What you will do:
Repeat the whole listing exactly as written.

Material to process:

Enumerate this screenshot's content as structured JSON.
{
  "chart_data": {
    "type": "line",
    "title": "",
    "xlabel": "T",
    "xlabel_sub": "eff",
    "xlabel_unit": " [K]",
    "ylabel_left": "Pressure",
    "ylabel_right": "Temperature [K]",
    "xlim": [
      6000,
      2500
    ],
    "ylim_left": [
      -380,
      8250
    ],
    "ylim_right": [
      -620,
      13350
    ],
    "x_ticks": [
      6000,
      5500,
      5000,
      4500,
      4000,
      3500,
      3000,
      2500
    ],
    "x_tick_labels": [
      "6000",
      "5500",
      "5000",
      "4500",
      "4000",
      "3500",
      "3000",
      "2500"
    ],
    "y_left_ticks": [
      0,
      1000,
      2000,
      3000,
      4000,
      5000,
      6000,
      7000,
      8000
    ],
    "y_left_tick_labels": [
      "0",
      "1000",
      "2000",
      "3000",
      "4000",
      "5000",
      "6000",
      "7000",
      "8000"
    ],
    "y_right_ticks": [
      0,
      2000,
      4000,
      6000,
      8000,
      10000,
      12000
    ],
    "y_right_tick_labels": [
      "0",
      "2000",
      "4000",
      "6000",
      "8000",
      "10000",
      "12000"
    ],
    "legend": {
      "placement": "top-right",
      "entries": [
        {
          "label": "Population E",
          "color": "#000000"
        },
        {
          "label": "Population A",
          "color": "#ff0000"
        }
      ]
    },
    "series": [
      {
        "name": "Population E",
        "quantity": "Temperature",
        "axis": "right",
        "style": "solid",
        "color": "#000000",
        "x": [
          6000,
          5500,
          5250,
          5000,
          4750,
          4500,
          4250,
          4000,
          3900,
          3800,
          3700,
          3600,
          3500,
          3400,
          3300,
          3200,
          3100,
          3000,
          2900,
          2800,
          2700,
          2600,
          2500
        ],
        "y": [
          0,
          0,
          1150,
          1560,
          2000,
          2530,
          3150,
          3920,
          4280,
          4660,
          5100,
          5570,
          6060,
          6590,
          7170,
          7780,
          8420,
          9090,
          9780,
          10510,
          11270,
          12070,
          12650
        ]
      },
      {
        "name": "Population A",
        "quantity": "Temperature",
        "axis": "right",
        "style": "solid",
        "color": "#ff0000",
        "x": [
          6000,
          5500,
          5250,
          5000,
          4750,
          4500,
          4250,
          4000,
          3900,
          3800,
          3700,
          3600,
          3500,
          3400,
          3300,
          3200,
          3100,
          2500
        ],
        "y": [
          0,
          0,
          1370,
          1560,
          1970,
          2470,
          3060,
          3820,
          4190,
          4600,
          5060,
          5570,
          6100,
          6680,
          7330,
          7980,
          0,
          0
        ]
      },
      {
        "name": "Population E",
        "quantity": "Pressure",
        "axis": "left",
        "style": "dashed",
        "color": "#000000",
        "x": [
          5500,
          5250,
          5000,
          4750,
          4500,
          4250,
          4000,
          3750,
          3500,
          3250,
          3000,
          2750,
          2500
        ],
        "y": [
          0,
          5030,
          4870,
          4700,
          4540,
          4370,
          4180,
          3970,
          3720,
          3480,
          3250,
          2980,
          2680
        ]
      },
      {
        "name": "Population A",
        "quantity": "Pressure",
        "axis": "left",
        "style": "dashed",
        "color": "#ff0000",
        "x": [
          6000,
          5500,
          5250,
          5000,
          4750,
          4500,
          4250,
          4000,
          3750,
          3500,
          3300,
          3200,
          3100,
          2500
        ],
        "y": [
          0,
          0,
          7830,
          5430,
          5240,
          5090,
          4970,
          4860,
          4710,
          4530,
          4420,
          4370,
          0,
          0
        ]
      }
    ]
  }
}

Final result:
Enumerate this screenshot's content as structured JSON.
{
  "chart_data": {
    "type": "line",
    "title": "",
    "xlabel": "T",
    "xlabel_sub": "eff",
    "xlabel_unit": " [K]",
    "ylabel_left": "Pressure",
    "ylabel_right": "Temperature [K]",
    "xlim": [
      6000,
      2500
    ],
    "ylim_left": [
      -380,
      8250
    ],
    "ylim_right": [
      -620,
      13350
    ],
    "x_ticks": [
      6000,
      5500,
      5000,
      4500,
      4000,
      3500,
      3000,
      2500
    ],
    "x_tick_labels": [
      "6000",
      "5500",
      "5000",
      "4500",
      "4000",
      "3500",
      "3000",
      "2500"
    ],
    "y_left_ticks": [
      0,
      1000,
      2000,
      3000,
      4000,
      5000,
      6000,
      7000,
      8000
    ],
    "y_left_tick_labels": [
      "0",
      "1000",
      "2000",
      "3000",
      "4000",
      "5000",
      "6000",
      "7000",
      "8000"
    ],
    "y_right_ticks": [
      0,
      2000,
      4000,
      6000,
      8000,
      10000,
      12000
    ],
    "y_right_tick_labels": [
      "0",
      "2000",
      "4000",
      "6000",
      "8000",
      "10000",
      "12000"
    ],
    "legend": {
      "placement": "top-right",
      "entries": [
        {
          "label": "Population E",
          "color": "#000000"
        },
        {
          "label": "Population A",
          "color": "#ff0000"
        }
      ]
    },
    "series": [
      {
        "name": "Population E",
        "quantity": "Temperature",
        "axis": "right",
        "style": "solid",
        "color": "#000000",
        "x": [
          6000,
          5500,
          5250,
          5000,
          4750,
          4500,
          4250,
          4000,
          3900,
          3800,
          3700,
          3600,
          3500,
          3400,
          3300,
          3200,
          3100,
          3000,
          2900,
          2800,
          2700,
          2600,
          2500
        ],
        "y": [
          0,
          0,
          1150,
          1560,
          2000,
          2530,
          3150,
          3920,
          4280,
          4660,
          5100,
          5570,
          6060,
          6590,
          7170,
          7780,
          8420,
          9090,
          9780,
          10510,
          11270,
          12070,
          12650
        ]
      },
      {
        "name": "Population A",
        "quantity": "Temperature",
        "axis": "right",
        "style": "solid",
        "color": "#ff0000",
        "x": [
          6000,
          5500,
          5250,
          5000,
          4750,
          4500,
          4250,
          4000,
          3900,
          3800,
          3700,
          3600,
          3500,
          3400,
          3300,
          3200,
          3100,
          2500
        ],
        "y": [
          0,
          0,
          1370,
          1560,
          1970,
          2470,
          3060,
          3820,
          4190,
          4600,
          5060,
          5570,
          6100,
          6680,
          7330,
          7980,
          0,
          0
        ]
      },
      {
        "name": "Population E",
        "quantity": "Pressure",
        "axis": "left",
        "style": "dashed",
        "color": "#000000",
        "x": [
          5500,
          5250,
          5000,
          4750,
          4500,
          4250,
          4000,
          3750,
          3500,
          3250,
          3000,
          2750,
          2500
        ],
        "y": [
          0,
          5030,
          4870,
          4700,
          4540,
          4370,
          4180,
          3970,
          3720,
          3480,
          3250,
          2980,
          2680
        ]
      },
      {
        "name": "Population A",
        "quantity": "Pressure",
        "axis": "left",
        "style": "dashed",
        "color": "#ff0000",
        "x": [
          6000,
          5500,
          5250,
          5000,
          4750,
          4500,
          4250,
          4000,
          3750,
          3500,
          3300,
          3200,
          3100,
          2500
        ],
        "y": [
          0,
          0,
          7830,
          5430,
          5240,
          5090,
          4970,
          4860,
          4710,
          4530,
          4420,
          4370,
          0,
          0
        ]
      }
    ]
  }
}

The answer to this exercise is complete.